+++ SOURCE MATERIAL +++

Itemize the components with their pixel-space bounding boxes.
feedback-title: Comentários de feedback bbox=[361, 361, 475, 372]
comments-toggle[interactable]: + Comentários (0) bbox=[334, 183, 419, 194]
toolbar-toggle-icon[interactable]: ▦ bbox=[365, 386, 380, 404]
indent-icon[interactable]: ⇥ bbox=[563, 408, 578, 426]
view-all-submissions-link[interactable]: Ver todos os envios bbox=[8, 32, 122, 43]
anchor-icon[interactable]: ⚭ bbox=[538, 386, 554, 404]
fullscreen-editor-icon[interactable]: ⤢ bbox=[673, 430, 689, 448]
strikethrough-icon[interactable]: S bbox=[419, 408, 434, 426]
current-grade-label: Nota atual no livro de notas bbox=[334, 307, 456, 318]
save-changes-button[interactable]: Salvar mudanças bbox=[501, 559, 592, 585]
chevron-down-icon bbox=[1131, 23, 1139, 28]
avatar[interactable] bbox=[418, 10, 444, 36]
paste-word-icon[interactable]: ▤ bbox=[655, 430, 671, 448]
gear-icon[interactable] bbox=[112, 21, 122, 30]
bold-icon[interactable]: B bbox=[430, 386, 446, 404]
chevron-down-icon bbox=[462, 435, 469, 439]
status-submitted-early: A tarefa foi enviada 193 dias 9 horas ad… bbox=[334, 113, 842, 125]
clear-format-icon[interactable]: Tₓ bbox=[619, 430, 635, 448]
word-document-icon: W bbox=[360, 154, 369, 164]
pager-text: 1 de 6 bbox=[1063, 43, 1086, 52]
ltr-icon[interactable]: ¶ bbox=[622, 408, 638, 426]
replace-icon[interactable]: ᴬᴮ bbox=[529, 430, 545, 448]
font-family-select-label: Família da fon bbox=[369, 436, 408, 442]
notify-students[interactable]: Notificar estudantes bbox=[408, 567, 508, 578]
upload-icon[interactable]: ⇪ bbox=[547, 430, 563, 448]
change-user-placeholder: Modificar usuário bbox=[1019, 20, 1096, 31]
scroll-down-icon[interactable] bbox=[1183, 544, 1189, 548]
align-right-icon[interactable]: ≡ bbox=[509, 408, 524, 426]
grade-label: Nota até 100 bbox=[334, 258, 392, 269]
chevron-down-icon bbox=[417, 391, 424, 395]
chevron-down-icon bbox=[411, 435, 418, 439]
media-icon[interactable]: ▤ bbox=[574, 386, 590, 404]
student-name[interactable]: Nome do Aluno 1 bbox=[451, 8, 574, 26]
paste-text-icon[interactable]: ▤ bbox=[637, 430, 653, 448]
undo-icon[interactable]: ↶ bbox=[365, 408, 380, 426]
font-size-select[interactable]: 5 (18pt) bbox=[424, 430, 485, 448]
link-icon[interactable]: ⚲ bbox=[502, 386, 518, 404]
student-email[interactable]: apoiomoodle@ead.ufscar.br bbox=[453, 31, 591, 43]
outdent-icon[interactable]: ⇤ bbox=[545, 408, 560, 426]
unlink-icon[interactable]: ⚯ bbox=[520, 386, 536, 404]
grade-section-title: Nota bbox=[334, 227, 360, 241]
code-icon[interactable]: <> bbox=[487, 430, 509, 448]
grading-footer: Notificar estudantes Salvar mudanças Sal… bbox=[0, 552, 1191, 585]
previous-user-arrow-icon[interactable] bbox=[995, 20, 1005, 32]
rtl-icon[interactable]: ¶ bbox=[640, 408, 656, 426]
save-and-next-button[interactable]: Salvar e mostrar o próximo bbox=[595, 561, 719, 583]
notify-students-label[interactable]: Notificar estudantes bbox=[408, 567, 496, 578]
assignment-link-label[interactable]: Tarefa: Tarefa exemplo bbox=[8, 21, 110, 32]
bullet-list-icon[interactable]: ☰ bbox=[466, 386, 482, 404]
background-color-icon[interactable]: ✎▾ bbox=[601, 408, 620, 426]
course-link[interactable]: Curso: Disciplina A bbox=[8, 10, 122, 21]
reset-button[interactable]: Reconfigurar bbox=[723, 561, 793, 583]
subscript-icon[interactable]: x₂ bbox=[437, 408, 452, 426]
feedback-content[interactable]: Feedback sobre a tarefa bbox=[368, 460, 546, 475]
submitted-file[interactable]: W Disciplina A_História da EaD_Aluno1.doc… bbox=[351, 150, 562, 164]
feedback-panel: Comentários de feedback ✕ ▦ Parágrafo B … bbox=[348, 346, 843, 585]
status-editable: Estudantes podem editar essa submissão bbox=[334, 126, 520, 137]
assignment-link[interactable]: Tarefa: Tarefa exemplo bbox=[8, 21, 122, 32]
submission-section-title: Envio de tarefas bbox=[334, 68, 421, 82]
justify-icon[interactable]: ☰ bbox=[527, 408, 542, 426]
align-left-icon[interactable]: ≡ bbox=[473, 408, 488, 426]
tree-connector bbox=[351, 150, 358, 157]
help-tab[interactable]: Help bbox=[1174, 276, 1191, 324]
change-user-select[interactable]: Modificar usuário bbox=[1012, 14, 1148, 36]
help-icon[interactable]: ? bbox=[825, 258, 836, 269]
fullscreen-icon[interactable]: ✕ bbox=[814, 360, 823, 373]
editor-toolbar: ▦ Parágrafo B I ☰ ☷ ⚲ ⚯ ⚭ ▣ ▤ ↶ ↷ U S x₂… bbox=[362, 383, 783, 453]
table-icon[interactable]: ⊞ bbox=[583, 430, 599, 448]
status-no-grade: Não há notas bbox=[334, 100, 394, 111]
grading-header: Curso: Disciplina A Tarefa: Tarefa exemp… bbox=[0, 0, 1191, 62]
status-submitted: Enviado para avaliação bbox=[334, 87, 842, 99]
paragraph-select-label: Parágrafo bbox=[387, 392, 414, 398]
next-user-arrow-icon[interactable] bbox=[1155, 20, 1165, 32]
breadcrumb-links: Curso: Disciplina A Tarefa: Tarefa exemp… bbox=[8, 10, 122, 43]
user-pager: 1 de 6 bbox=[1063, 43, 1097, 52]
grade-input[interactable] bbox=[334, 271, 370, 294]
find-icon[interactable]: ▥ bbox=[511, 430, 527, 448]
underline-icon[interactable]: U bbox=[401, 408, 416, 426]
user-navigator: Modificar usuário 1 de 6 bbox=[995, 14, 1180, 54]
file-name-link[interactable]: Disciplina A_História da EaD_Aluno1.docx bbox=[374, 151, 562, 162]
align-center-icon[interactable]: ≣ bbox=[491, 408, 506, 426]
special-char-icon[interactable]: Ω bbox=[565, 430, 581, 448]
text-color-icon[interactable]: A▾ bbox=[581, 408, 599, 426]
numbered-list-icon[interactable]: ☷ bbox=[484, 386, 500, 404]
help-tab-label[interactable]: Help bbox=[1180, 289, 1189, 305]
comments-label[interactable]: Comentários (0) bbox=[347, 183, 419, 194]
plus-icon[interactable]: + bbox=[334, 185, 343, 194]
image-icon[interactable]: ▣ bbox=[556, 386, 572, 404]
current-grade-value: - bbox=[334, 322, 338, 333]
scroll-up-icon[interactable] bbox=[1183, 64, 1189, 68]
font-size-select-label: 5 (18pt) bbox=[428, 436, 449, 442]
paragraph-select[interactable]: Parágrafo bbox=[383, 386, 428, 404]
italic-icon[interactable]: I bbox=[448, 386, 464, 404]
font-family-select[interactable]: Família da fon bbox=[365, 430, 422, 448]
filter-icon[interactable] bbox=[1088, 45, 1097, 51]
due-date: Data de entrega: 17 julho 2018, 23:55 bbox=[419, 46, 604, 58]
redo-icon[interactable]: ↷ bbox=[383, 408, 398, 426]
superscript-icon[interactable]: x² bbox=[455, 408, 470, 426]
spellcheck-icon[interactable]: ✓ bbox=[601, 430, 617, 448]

+++

> [REQUEST]: Pull out every line of the material that contains the string "chevron".

> [RESULT]:
chevron-down-icon bbox=[1131, 23, 1139, 28]
chevron-down-icon bbox=[462, 435, 469, 439]
chevron-down-icon bbox=[417, 391, 424, 395]
chevron-down-icon bbox=[411, 435, 418, 439]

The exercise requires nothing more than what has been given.